WHAT IS EXPECTED: Reproduce every record below word for word, omitting the pictures.

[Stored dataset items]
• • • • • • •

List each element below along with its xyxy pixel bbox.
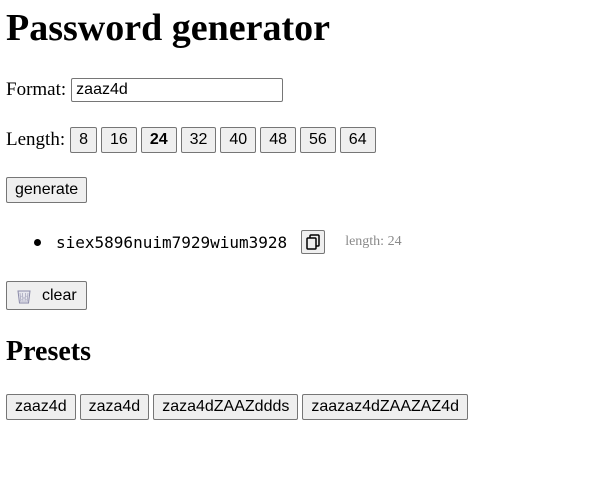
length-option-16[interactable]: 16 [101, 127, 137, 153]
preset-button[interactable]: zaza4d [79, 394, 150, 420]
length-label: Length: [6, 129, 66, 150]
length-option-48[interactable]: 48 [260, 127, 296, 153]
clear-button[interactable]: clear [6, 281, 87, 310]
password-length-note: length: 24 [345, 234, 402, 249]
length-row: Length: 8 16 24 32 40 48 56 64 [6, 127, 380, 153]
length-option-64[interactable]: 64 [339, 127, 376, 153]
clear-row: clear [6, 281, 87, 310]
generate-button[interactable]: generate [6, 177, 88, 203]
length-option-40[interactable]: 40 [220, 127, 257, 153]
copy-icon [306, 234, 320, 250]
length-option-24[interactable]: 24 [140, 127, 177, 153]
wastebasket-icon [17, 290, 31, 303]
presets-row: zaaz4d zaza4d zaza4dZAAZddds zaazaz4dZAAZAZ… [6, 394, 472, 420]
generated-password: siex5896nuim7929wium3928 [56, 232, 288, 252]
format-input[interactable] [71, 78, 284, 102]
preset-button[interactable]: zaazaz4dZAAZAZ4d [302, 394, 468, 420]
preset-button[interactable]: zaaz4d [6, 394, 76, 420]
length-options: 8 16 24 32 40 48 56 64 [70, 127, 379, 153]
length-option-8[interactable]: 8 [70, 127, 98, 153]
copy-button[interactable] [301, 230, 326, 254]
preset-button[interactable]: zaza4dZAAZddds [153, 394, 299, 420]
length-option-56[interactable]: 56 [300, 127, 336, 153]
list-bullet [34, 238, 41, 246]
page-title: Password generator [6, 7, 330, 49]
list-item: siex5896nuim7929wium3928 length: 24 [34, 230, 402, 254]
generate-row: generate [6, 177, 88, 203]
presets-heading: Presets [6, 336, 91, 367]
clear-label: clear [42, 286, 77, 304]
format-row: Format: [6, 78, 284, 102]
format-label: Format: [6, 79, 67, 100]
length-option-32[interactable]: 32 [180, 127, 217, 153]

• • • • • • •

SOLUTION TO THIS TASK:
List each element below along with its xyxy pixel bbox.
length-option-16[interactable]: 16 [101, 127, 137, 153]
preset-button[interactable]: zaza4d [79, 394, 150, 420]
length-label: Length: [6, 129, 66, 150]
length-option-48[interactable]: 48 [260, 127, 296, 153]
clear-button[interactable]: clear [6, 281, 87, 310]
password-length-note: length: 24 [345, 234, 402, 249]
length-row: Length: 8 16 24 32 40 48 56 64 [6, 127, 380, 153]
length-option-64[interactable]: 64 [339, 127, 376, 153]
clear-row: clear [6, 281, 87, 310]
generate-button[interactable]: generate [6, 177, 88, 203]
length-option-40[interactable]: 40 [220, 127, 257, 153]
copy-icon [306, 234, 320, 250]
length-option-24[interactable]: 24 [140, 127, 177, 153]
wastebasket-icon [17, 290, 31, 303]
presets-row: zaaz4d zaza4d zaza4dZAAZddds zaazaz4dZAAZAZ… [6, 394, 472, 420]
generated-password: siex5896nuim7929wium3928 [56, 232, 288, 252]
format-input[interactable] [71, 78, 284, 102]
preset-button[interactable]: zaazaz4dZAAZAZ4d [302, 394, 468, 420]
preset-button[interactable]: zaaz4d [6, 394, 76, 420]
length-options: 8 16 24 32 40 48 56 64 [70, 127, 379, 153]
length-option-8[interactable]: 8 [70, 127, 98, 153]
copy-button[interactable] [301, 230, 326, 254]
preset-button[interactable]: zaza4dZAAZddds [153, 394, 299, 420]
length-option-56[interactable]: 56 [300, 127, 336, 153]
list-bullet [34, 238, 41, 246]
page-title: Password generator [6, 7, 330, 49]
list-item: siex5896nuim7929wium3928 length: 24 [34, 230, 402, 254]
generate-row: generate [6, 177, 88, 203]
presets-heading: Presets [6, 336, 91, 367]
clear-label: clear [42, 286, 77, 304]
format-row: Format: [6, 78, 284, 102]
format-label: Format: [6, 79, 67, 100]
length-option-32[interactable]: 32 [180, 127, 217, 153]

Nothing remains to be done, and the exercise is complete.